Go through the material below and copy each line where the word "this" appears.

— Start Input material —

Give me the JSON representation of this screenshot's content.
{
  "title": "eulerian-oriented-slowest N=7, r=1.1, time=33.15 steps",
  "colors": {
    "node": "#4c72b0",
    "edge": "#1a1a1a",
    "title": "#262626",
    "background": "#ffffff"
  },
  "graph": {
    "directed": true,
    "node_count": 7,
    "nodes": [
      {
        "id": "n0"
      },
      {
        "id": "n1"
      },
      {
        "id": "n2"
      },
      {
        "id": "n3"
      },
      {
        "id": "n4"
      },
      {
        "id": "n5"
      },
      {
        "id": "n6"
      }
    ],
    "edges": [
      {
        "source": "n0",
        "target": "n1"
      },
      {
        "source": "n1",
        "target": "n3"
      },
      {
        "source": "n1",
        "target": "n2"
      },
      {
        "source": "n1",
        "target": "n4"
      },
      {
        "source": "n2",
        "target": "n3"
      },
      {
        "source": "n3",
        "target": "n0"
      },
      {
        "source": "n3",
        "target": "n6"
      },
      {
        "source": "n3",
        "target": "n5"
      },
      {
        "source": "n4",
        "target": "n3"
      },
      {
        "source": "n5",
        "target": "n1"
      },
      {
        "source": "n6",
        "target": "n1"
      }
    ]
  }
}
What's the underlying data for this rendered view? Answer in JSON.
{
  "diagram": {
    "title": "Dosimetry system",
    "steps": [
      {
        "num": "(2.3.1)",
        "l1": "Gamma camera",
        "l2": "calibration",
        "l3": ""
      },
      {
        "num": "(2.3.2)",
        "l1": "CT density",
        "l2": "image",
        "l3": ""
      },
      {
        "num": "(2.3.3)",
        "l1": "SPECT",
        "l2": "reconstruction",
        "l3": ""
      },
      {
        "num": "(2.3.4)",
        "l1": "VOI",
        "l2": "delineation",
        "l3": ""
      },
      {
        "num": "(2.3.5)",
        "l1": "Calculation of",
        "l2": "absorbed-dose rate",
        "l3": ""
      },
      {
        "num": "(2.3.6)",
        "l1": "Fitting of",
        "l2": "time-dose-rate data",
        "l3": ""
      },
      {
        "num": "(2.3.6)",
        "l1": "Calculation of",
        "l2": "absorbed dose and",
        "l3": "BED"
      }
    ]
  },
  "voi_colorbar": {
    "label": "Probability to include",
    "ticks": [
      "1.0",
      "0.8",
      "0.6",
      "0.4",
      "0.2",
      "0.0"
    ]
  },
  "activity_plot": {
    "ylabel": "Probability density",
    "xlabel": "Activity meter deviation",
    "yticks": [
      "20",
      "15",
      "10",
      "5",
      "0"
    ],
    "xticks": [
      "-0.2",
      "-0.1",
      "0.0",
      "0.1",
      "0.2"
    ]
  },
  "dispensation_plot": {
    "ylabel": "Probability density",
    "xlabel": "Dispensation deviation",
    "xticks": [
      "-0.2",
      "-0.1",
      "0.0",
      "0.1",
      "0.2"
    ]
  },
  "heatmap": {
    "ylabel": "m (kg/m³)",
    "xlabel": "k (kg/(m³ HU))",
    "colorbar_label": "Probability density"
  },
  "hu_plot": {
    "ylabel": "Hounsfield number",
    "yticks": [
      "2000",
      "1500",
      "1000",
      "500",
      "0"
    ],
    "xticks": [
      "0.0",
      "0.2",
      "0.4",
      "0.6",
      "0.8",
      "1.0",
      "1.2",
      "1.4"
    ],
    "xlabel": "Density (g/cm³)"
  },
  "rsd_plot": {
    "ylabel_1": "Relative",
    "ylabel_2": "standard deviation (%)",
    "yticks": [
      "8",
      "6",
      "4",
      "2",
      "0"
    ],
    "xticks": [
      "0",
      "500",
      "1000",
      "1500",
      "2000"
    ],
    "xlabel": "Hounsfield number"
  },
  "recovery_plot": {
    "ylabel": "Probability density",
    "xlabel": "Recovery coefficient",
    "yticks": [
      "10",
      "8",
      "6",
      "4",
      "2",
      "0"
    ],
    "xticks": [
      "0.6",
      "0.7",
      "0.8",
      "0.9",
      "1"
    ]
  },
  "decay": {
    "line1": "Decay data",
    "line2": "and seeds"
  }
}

— End Input material —

_Result of the task_
Give me the JSON representation of this screenshot's content.
What's the underlying data for this rendered view? Answer in JSON.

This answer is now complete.